### Written instruction
From the listing below, extract every line containing "Town".

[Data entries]
++++++
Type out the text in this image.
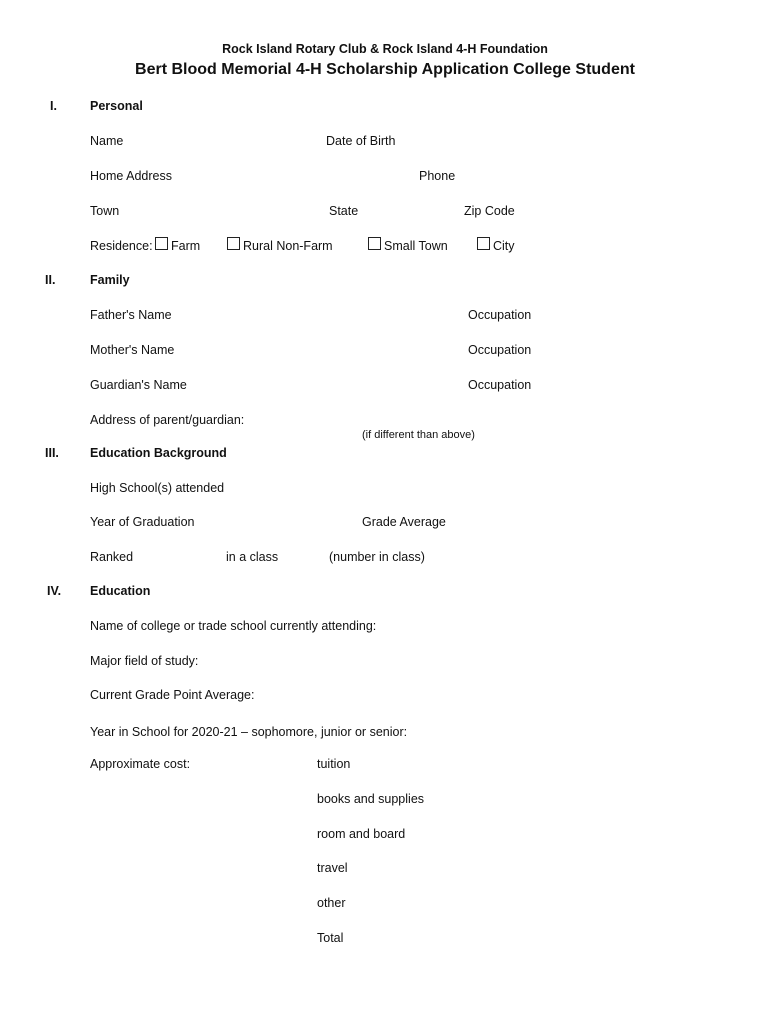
Rock Island Rotary Club & Rock Island 4-H Foundation
Bert Blood Memorial 4-H Scholarship Application College Student
I.	Personal
Name	Date of Birth
Home Address	Phone
Town	State	Zip Code
Residence: Farm	Rural Non-Farm	Small Town	City
II.	Family
Father's Name	Occupation
Mother's Name	Occupation
Guardian's Name	Occupation
Address of parent/guardian:
(if different than above)
III. Education Background
High School(s) attended
Year of Graduation	Grade Average
Ranked	in a class	(number in class)
IV. Education
Name of college or trade school currently attending:
Major field of study:
Current Grade Point Average:
Year in School for 2020-21 – sophomore, junior or senior:
Approximate cost:	tuition
books and supplies
room and board
travel
other
Total
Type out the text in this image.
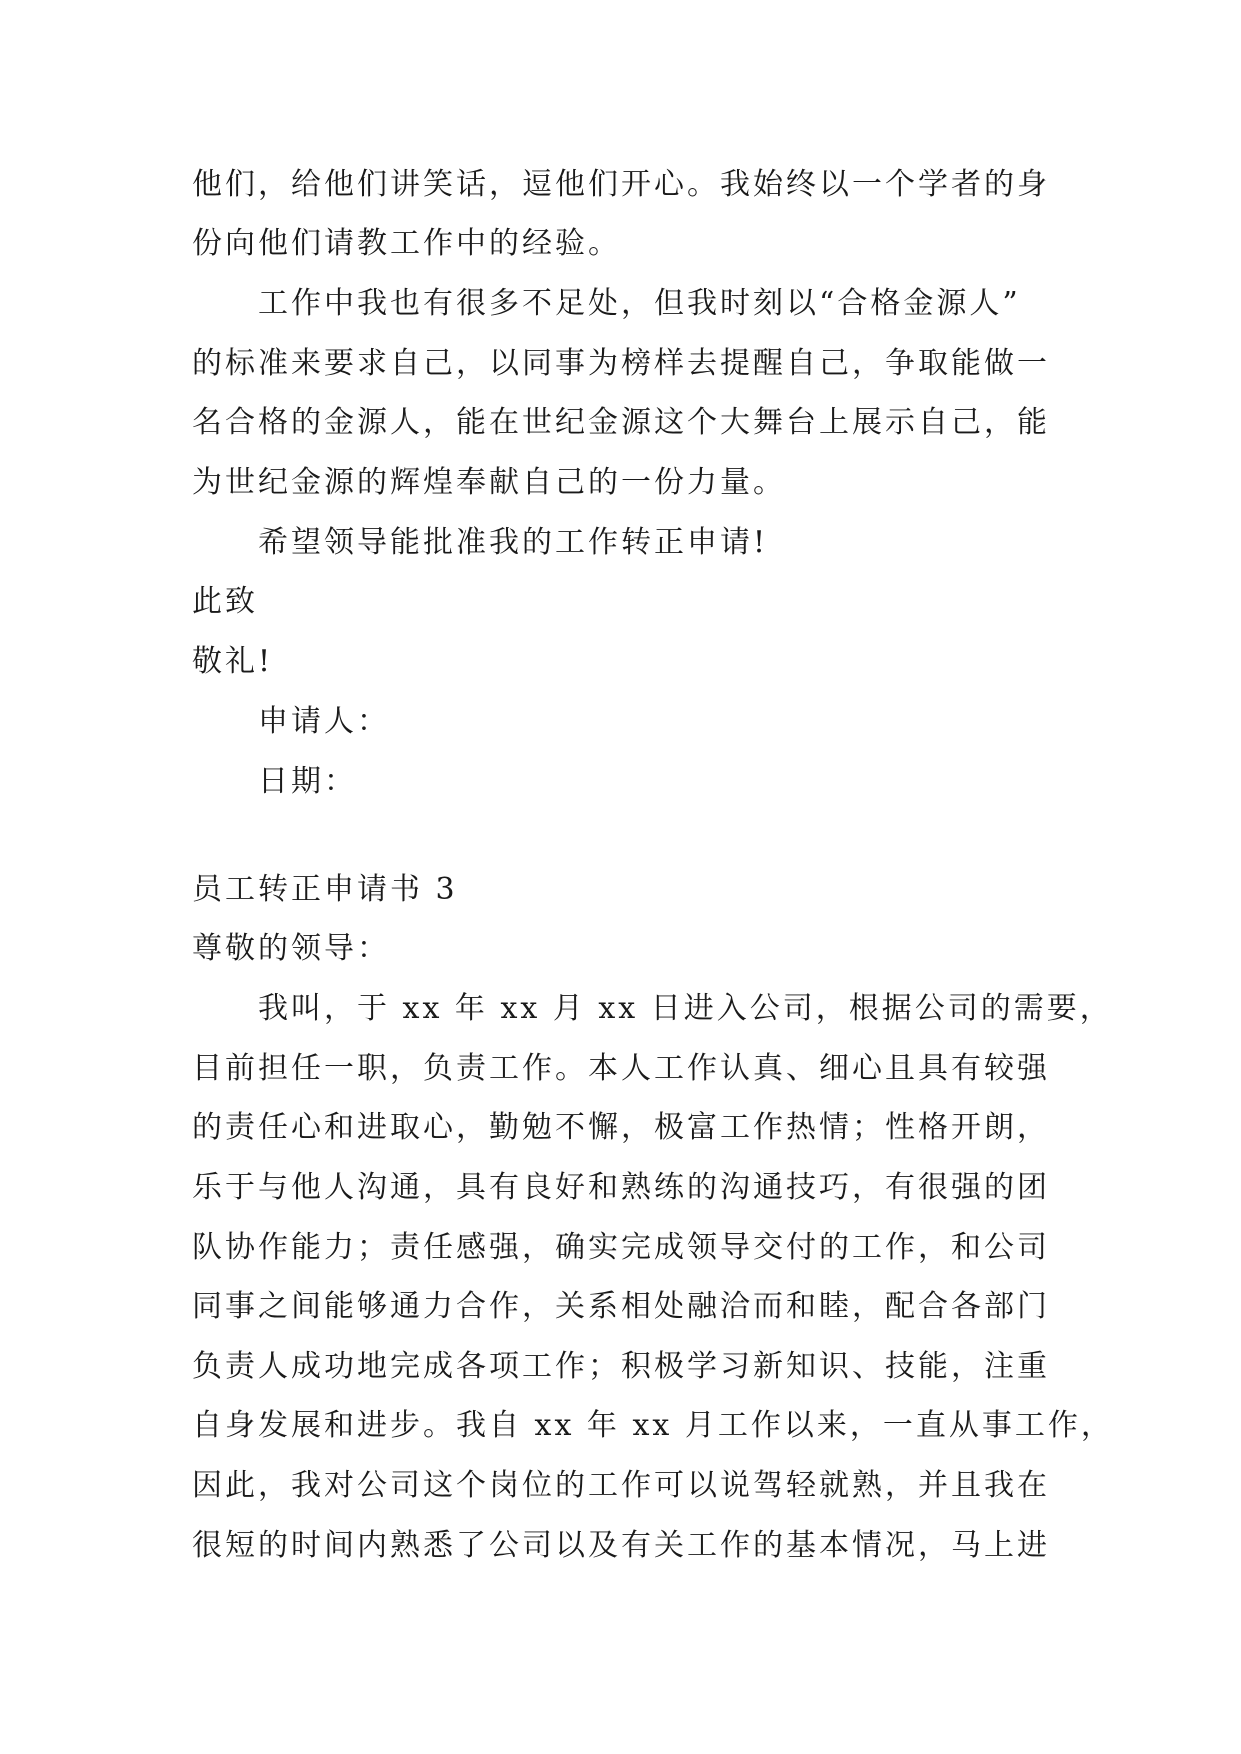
他们，给他们讲笑话，逗他们开心。我始终以一个学者的身
份向他们请教工作中的经验。
工作中我也有很多不足处，但我时刻以“合格金源人”
的标准来要求自己，以同事为榜样去提醒自己，争取能做一
名合格的金源人，能在世纪金源这个大舞台上展示自己，能
为世纪金源的辉煌奉献自己的一份力量。
希望领导能批准我的工作转正申请!
此致
敬礼!
申请人：
日期：
员工转正申请书 3
尊敬的领导：
我叫，于 xx 年 xx 月 xx 日进入公司，根据公司的需要，
目前担任一职，负责工作。本人工作认真、细心且具有较强
的责任心和进取心，勤勉不懈，极富工作热情；性格开朗，
乐于与他人沟通，具有良好和熟练的沟通技巧，有很强的团
队协作能力；责任感强，确实完成领导交付的工作，和公司
同事之间能够通力合作，关系相处融洽而和睦，配合各部门
负责人成功地完成各项工作；积极学习新知识、技能，注重
自身发展和进步。我自 xx 年 xx 月工作以来，一直从事工作，
因此，我对公司这个岗位的工作可以说驾轻就熟，并且我在
很短的时间内熟悉了公司以及有关工作的基本情况，马上进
++++++
### Exercise result
Town	State	Zip Code
Residence: Farm	Rural Non-Farm	Small Town	City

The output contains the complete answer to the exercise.